[Excerpt provided start]

Continued engagement with Taliban emirate and nudging them to prevent expansion of TTP sanctuaries. In view of the historical relationship of TTP with TTA and especially Haqqanis, it is not likely that they will take direct military action against TTP.  Using local Afghan assets outside of Taliban circles for intelligence gathering and selective elimination discreetly and without fingerprints needs more skills and less bravado.  Public berating of Taliban emirate or botched attempts inside Afghanistan (see exhibit A: throwing a dud from a drone on Maulvi Faqir house) carry the risk of adding friction.

TTP & Negotiations: For starters, Pakistan cannot afford to permanently deploy more than half of its army in forward posture with no end in sight. Negotiations is not a stand alone question but closely linked with thorny issues of forced disappearances, internment centers and extra-judicial killings (this has markedly decreased after completion of large scale kinetic operations but still an issue that needs to be addressed). This is a tricky question and, in my view, needs a little more public debate.  Any policy no matter how good will not bear any fruit if the Pakistan army cannot sell it to its own public.  The major flaw in this exercise was going alone and only in a clandestine way resulting in scathing criticism from a large segment of the population and in the end a hasty retreat. In the early stage, discreet and secret negotiations are essential but after groundwork, windows need to be opened.  Optics play an important role therefore the army needs to take a long view and not get carried away with the rhetoric.  One day, a Corp Commander is garlanding the militant leader calling him brother in faith, next day he is a misguided fellow, then agent of India, Afghanistan, United States & Israel, then a disgrace to Islam and almost an apostate and then turn around declaring that the chap has repented and again our brother. It looks more like a comic opera. This is not only the fault of the army as confusion in the society about religiously motivated militancy is at play and the army must work in the same society.

[Excerpt provided end]

Exercise description ::
Quote the passage above on Pakistan's approach to the TTP in full, word for word.

[Information given start]

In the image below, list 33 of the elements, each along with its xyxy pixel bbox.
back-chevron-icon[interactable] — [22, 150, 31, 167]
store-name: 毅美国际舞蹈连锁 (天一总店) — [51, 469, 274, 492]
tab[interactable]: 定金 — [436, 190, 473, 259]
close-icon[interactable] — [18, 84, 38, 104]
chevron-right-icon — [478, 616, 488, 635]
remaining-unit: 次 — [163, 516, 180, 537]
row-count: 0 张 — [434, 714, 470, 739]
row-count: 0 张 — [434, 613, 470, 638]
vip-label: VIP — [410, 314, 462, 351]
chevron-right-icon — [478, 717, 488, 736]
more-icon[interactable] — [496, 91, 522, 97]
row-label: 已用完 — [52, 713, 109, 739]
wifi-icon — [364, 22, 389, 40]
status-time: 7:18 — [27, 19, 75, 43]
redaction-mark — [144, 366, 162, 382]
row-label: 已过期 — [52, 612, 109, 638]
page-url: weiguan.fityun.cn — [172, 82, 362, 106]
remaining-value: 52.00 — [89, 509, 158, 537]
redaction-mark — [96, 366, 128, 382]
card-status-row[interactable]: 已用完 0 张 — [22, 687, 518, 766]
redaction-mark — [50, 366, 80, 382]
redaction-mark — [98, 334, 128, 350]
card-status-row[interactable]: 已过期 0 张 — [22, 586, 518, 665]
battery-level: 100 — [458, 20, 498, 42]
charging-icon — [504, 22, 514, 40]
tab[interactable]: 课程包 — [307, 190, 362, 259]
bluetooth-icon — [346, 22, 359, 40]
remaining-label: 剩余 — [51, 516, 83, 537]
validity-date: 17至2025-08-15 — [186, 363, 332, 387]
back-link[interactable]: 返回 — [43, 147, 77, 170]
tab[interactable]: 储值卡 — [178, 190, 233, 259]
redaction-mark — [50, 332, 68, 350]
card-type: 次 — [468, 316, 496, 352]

[Information given end]

Completed task ::
Continued engagement with Taliban emirate and nudging them to prevent expansion of TTP sanctuaries. In view of the historical relationship of TTP with TTA and especially Haqqanis, it is not likely that they will take direct military action against TTP.  Using local Afghan assets outside of Taliban circles for intelligence gathering and selective elimination discreetly and without fingerprints needs more skills and less bravado.  Public berating of Taliban emirate or botched attempts inside Afghanistan (see exhibit A: throwing a dud from a drone on Maulvi Faqir house) carry the risk of adding friction.

TTP & Negotiations: For starters, Pakistan cannot afford to permanently deploy more than half of its army in forward posture with no end in sight. Negotiations is not a stand alone question but closely linked with thorny issues of forced disappearances, internment centers and extra-judicial killings (this has markedly decreased after completion of large scale kinetic operations but still an issue that needs to be addressed). This is a tricky question and, in my view, needs a little more public debate.  Any policy no matter how good will not bear any fruit if the Pakistan army cannot sell it to its own public.  The major flaw in this exercise was going alone and only in a clandestine way resulting in scathing criticism from a large segment of the population and in the end a hasty retreat. In the early stage, discreet and secret negotiations are essential but after groundwork, windows need to be opened.  Optics play an important role therefore the army needs to take a long view and not get carried away with the rhetoric.  One day, a Corp Commander is garlanding the militant leader calling him brother in faith, next day he is a misguided fellow, then agent of India, Afghanistan, United States & Israel, then a disgrace to Islam and almost an apostate and then turn around declaring that the chap has repented and again our brother. It looks more like a comic opera. This is not only the fault of the army as confusion in the society about religiously motivated militancy is at play and the army must work in the same society.